-- start Supplied data --

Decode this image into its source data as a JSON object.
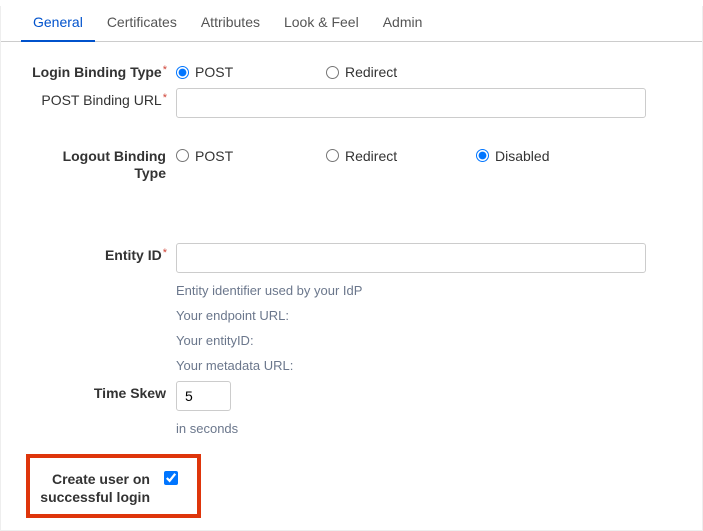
{
  "tabs": {
    "general": "General",
    "certificates": "Certificates",
    "attributes": "Attributes",
    "lookfeel": "Look & Feel",
    "admin": "Admin"
  },
  "labels": {
    "login_binding_type": "Login Binding Type",
    "post_binding_url": "POST Binding URL",
    "logout_binding_type": "Logout Binding Type",
    "entity_id": "Entity ID",
    "time_skew": "Time Skew",
    "create_user": "Create user on successful login"
  },
  "options": {
    "post": "POST",
    "redirect": "Redirect",
    "disabled": "Disabled"
  },
  "help": {
    "entity_identifier": "Entity identifier used by your IdP",
    "endpoint_url": "Your endpoint URL:",
    "your_entity_id": "Your entityID:",
    "metadata_url": "Your metadata URL:",
    "in_seconds": "in seconds"
  },
  "values": {
    "time_skew": "5"
  }
}
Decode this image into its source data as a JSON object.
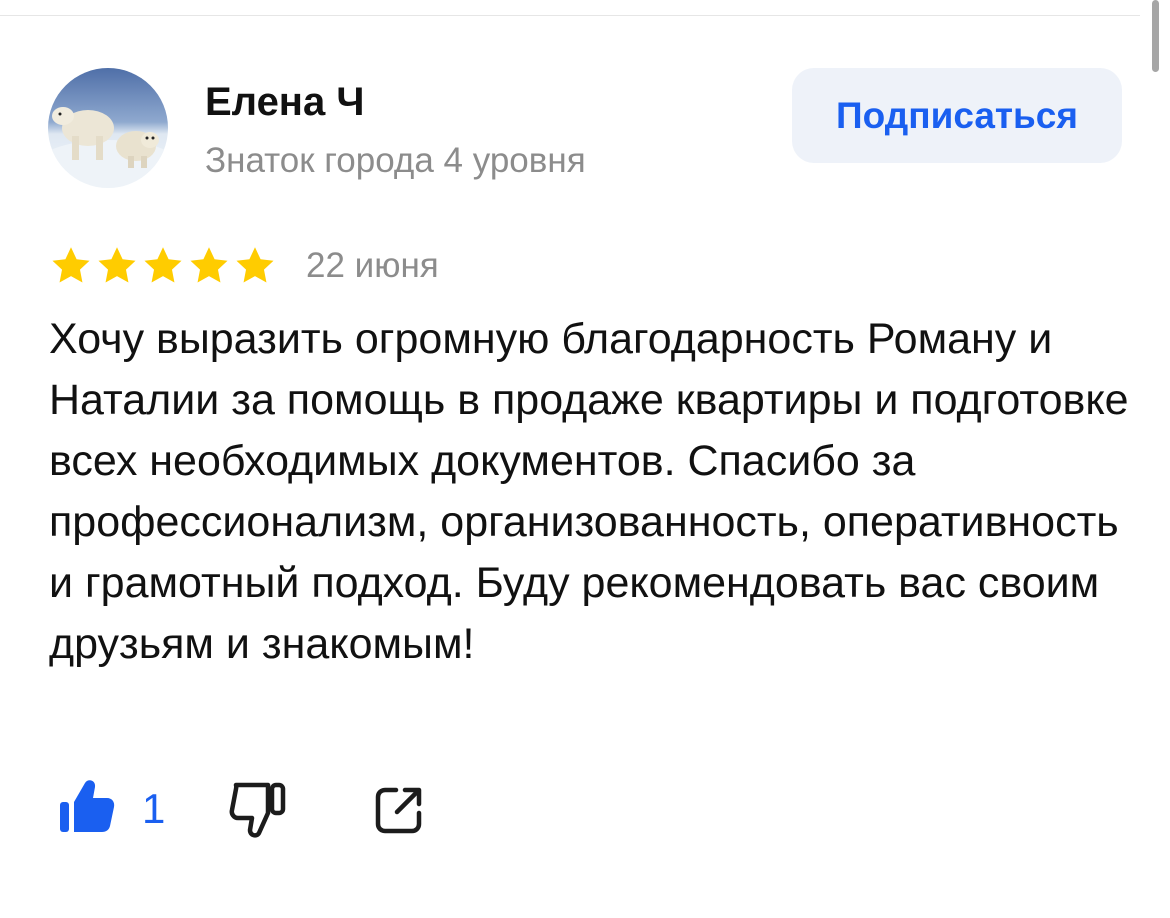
{
  "review": {
    "author": {
      "name": "Елена Ч",
      "level": "Знаток города 4 уровня"
    },
    "subscribe_label": "Подписаться",
    "rating": 5,
    "rating_max": 5,
    "date": "22 июня",
    "text": "Хочу выразить огромную благодарность Роману и Наталии за помощь в продаже квартиры и подготовке всех необходимых документов. Спасибо за профессионализм, организованность, оперативность и грамотный подход. Буду рекомендовать вас своим друзьям и знакомым!",
    "likes": "1"
  },
  "icons": {
    "avatar": "polar-bears-photo",
    "star": "star-icon",
    "like": "thumbs-up-icon",
    "dislike": "thumbs-down-icon",
    "share": "share-icon"
  },
  "colors": {
    "accent": "#1a5ff0",
    "star": "#ffcc00",
    "muted_text": "#8c8c8c",
    "button_bg": "#eef2f9"
  }
}
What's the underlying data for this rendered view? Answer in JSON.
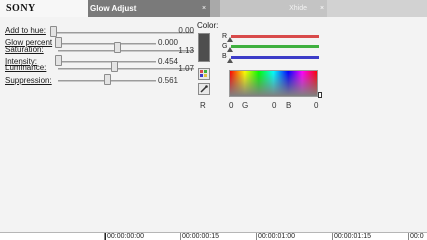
{
  "header": {
    "logo": "SONY",
    "tabs": [
      {
        "label": "Glow Adjust"
      },
      {
        "label": ""
      },
      {
        "label": "Xhide"
      }
    ]
  },
  "controls": {
    "add_to_hue": {
      "label": "Add to hue:",
      "value": "0.00",
      "level": 0.0
    },
    "glow_percent": {
      "label": "Glow percent",
      "value": "0.000",
      "level": 0.0
    },
    "saturation": {
      "label": "Saturation:",
      "value": "1.13",
      "level": 0.57
    },
    "intensity": {
      "label": "Intensity:",
      "value": "0.454",
      "level": 0.02
    },
    "luminance": {
      "label": "Luminance:",
      "value": "1.07",
      "level": 0.52
    },
    "suppression": {
      "label": "Suppression:",
      "value": "0.561",
      "level": 0.48
    }
  },
  "color": {
    "label": "Color:",
    "swatch_hex": "#4e4e4e",
    "channels": [
      {
        "name": "R",
        "color": "#d84a4a"
      },
      {
        "name": "G",
        "color": "#3fb03f"
      },
      {
        "name": "B",
        "color": "#3c3cc8"
      }
    ],
    "readout": {
      "r_label": "R",
      "r_value": "0",
      "g_label": "G",
      "g_value": "0",
      "b_label": "B",
      "b_value": "0"
    }
  },
  "timeline": {
    "ticks": [
      "00:00:00:00",
      "00:00:00:15",
      "00:00:01:00",
      "00:00:01:15",
      "00:0"
    ]
  }
}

-- end Supplied data --

Aim of the exercise:
Return each full line of the entries that contains the word "Type".

Solution for this problem:
    "login_binding_type": "Login Binding Type",
    "logout_binding_type": "Logout Binding Type",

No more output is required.